═══ Recorded information

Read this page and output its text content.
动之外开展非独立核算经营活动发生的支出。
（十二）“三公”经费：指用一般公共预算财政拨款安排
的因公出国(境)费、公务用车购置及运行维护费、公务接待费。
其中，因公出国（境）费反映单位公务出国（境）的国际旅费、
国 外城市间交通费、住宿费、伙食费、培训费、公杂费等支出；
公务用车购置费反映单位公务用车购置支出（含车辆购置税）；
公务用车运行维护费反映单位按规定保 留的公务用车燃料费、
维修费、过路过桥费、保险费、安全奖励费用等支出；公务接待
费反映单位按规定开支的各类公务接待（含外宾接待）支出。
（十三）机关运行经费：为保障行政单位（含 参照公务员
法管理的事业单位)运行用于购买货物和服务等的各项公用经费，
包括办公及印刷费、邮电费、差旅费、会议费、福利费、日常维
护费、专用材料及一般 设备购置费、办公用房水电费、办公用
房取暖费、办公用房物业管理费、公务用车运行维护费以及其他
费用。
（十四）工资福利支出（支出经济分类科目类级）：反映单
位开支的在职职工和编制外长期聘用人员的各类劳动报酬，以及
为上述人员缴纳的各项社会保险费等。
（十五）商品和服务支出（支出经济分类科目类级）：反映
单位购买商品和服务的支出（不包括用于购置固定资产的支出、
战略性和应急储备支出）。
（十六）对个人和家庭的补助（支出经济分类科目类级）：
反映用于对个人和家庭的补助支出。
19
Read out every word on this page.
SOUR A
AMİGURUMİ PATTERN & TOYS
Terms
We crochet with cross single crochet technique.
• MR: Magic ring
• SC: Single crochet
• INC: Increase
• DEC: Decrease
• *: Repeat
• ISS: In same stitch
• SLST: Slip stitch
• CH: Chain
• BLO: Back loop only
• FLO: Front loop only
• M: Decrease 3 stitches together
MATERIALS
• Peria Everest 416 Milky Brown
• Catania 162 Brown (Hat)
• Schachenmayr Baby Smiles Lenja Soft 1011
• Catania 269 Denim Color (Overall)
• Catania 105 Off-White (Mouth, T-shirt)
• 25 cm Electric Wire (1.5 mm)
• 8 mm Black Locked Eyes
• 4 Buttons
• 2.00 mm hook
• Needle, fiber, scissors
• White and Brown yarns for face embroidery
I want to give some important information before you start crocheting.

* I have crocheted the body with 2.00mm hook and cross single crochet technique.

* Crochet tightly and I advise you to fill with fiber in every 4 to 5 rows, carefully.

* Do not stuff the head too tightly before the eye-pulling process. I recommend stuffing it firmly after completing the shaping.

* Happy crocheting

══════

Exercise brief >>
Write out the whole listing exactly.

Exercise solution >>
Read this page and output its text content.
动之外开展非独立核算经营活动发生的支出。
（十二）“三公”经费：指用一般公共预算财政拨款安排
的因公出国(境)费、公务用车购置及运行维护费、公务接待费。
其中，因公出国（境）费反映单位公务出国（境）的国际旅费、
国 外城市间交通费、住宿费、伙食费、培训费、公杂费等支出；
公务用车购置费反映单位公务用车购置支出（含车辆购置税）；
公务用车运行维护费反映单位按规定保 留的公务用车燃料费、
维修费、过路过桥费、保险费、安全奖励费用等支出；公务接待
费反映单位按规定开支的各类公务接待（含外宾接待）支出。
（十三）机关运行经费：为保障行政单位（含 参照公务员
法管理的事业单位)运行用于购买货物和服务等的各项公用经费，
包括办公及印刷费、邮电费、差旅费、会议费、福利费、日常维
护费、专用材料及一般 设备购置费、办公用房水电费、办公用
房取暖费、办公用房物业管理费、公务用车运行维护费以及其他
费用。
（十四）工资福利支出（支出经济分类科目类级）：反映单
位开支的在职职工和编制外长期聘用人员的各类劳动报酬，以及
为上述人员缴纳的各项社会保险费等。
（十五）商品和服务支出（支出经济分类科目类级）：反映
单位购买商品和服务的支出（不包括用于购置固定资产的支出、
战略性和应急储备支出）。
（十六）对个人和家庭的补助（支出经济分类科目类级）：
反映用于对个人和家庭的补助支出。
19
Read out every word on this page.
SOUR A
AMİGURUMİ PATTERN & TOYS
Terms
We crochet with cross single crochet technique.
• MR: Magic ring
• SC: Single crochet
• INC: Increase
• DEC: Decrease
• *: Repeat
• ISS: In same stitch
• SLST: Slip stitch
• CH: Chain
• BLO: Back loop only
• FLO: Front loop only
• M: Decrease 3 stitches together
MATERIALS
• Peria Everest 416 Milky Brown
• Catania 162 Brown (Hat)
• Schachenmayr Baby Smiles Lenja Soft 1011
• Catania 269 Denim Color (Overall)
• Catania 105 Off-White (Mouth, T-shirt)
• 25 cm Electric Wire (1.5 mm)
• 8 mm Black Locked Eyes
• 4 Buttons
• 2.00 mm hook
• Needle, fiber, scissors
• White and Brown yarns for face embroidery
I want to give some important information before you start crocheting.

* I have crocheted the body with 2.00mm hook and cross single crochet technique.

* Crochet tightly and I advise you to fill with fiber in every 4 to 5 rows, carefully.

* Do not stuff the head too tightly before the eye-pulling process. I recommend stuffing it firmly after completing the shaping.

* Happy crocheting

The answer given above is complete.